• What is asked:
Copy each line below exactly and leave the pictures out.

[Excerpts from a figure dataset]

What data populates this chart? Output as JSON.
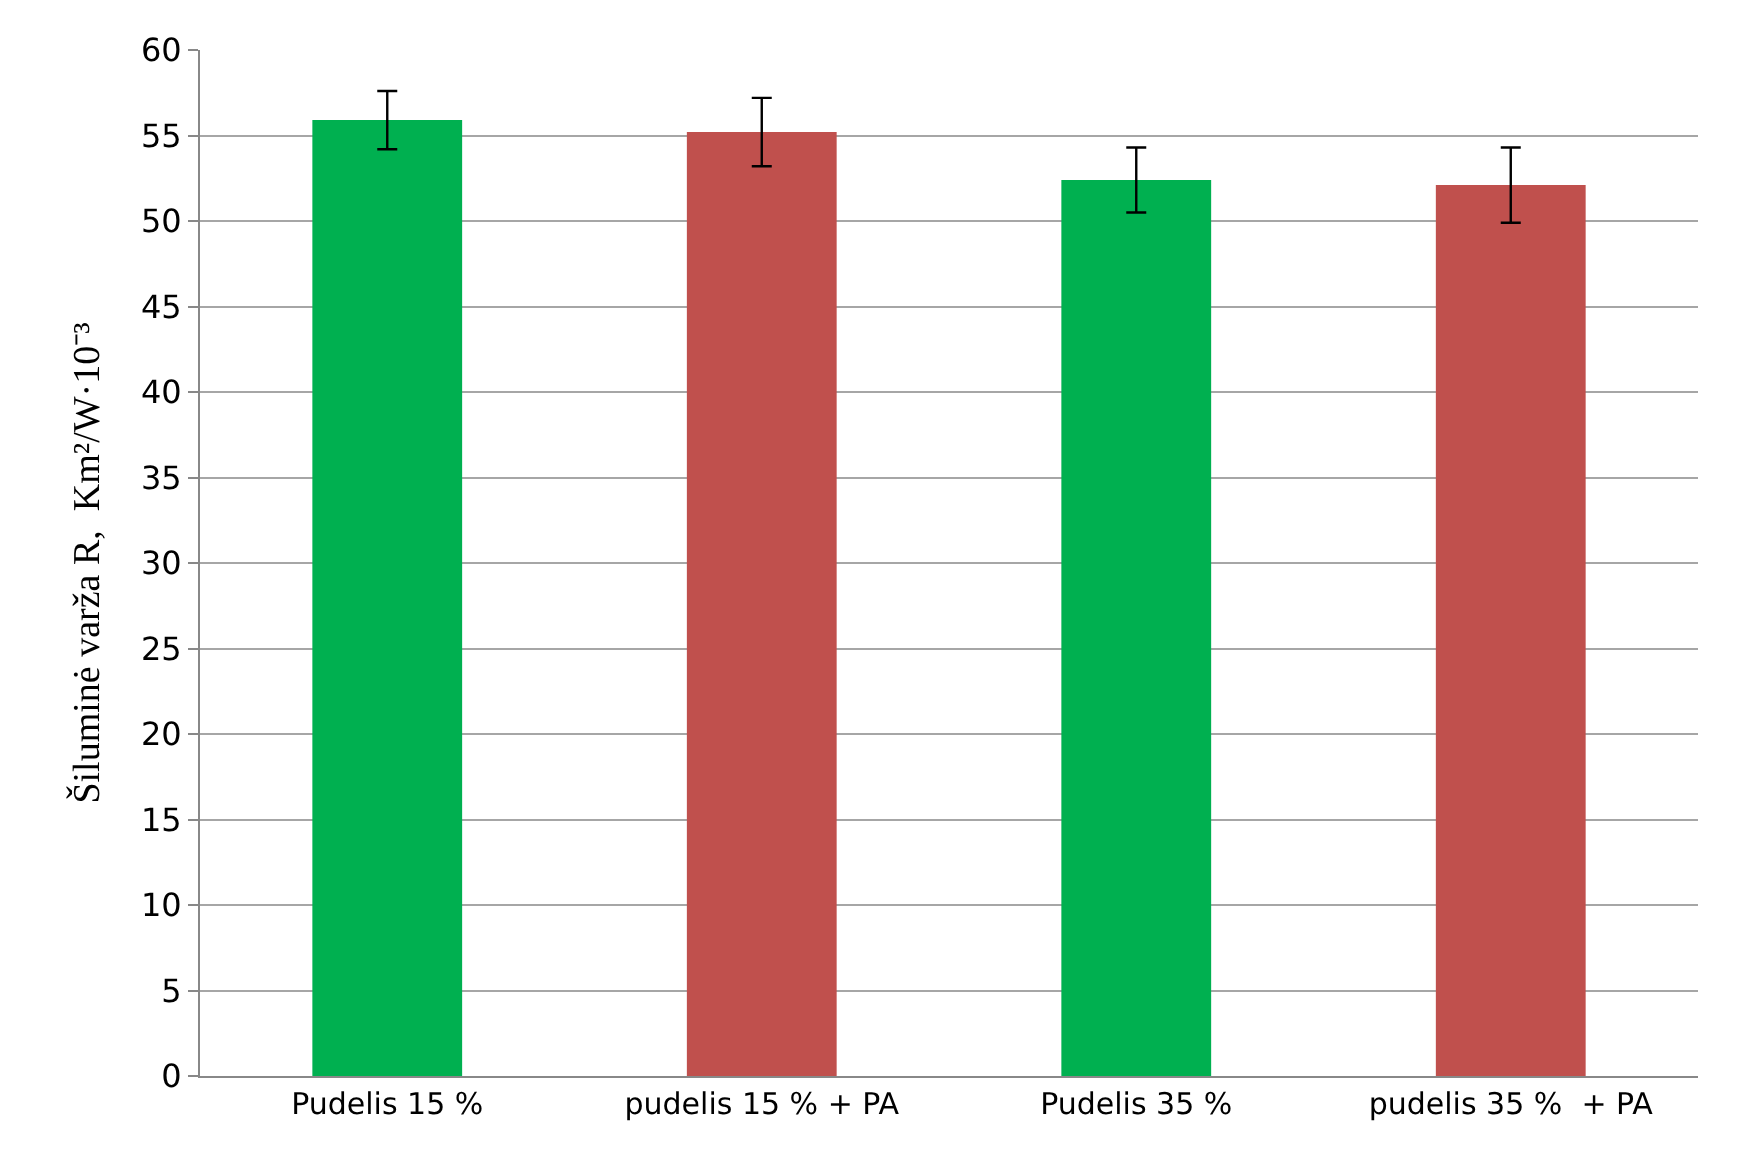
{
  "chart_data": {
    "type": "bar",
    "ylabel": "Šiluminė varža R,  Km²/W·10⁻³",
    "categories": [
      "Pudelis 15 %",
      "pudelis 15 % + PA",
      "Pudelis 35 %",
      "pudelis 35 %  + PA"
    ],
    "values": [
      55.9,
      55.2,
      52.4,
      52.1
    ],
    "colors": [
      "#00b050",
      "#c0504d",
      "#00b050",
      "#c0504d"
    ],
    "errors": [
      1.7,
      2.0,
      1.9,
      2.2
    ],
    "ylim": [
      0,
      60
    ],
    "yticks": [
      0,
      5,
      10,
      15,
      20,
      25,
      30,
      35,
      40,
      45,
      50,
      55,
      60
    ],
    "grid": "y"
  }
}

• Completed exercise:
What data populates this chart? Output as JSON.
{
  "chart_data": {
    "type": "bar",
    "ylabel": "Šiluminė varža R,  Km²/W·10⁻³",
    "categories": [
      "Pudelis 15 %",
      "pudelis 15 % + PA",
      "Pudelis 35 %",
      "pudelis 35 %  + PA"
    ],
    "values": [
      55.9,
      55.2,
      52.4,
      52.1
    ],
    "colors": [
      "#00b050",
      "#c0504d",
      "#00b050",
      "#c0504d"
    ],
    "errors": [
      1.7,
      2.0,
      1.9,
      2.2
    ],
    "ylim": [
      0,
      60
    ],
    "yticks": [
      0,
      5,
      10,
      15,
      20,
      25,
      30,
      35,
      40,
      45,
      50,
      55,
      60
    ],
    "grid": "y"
  }
}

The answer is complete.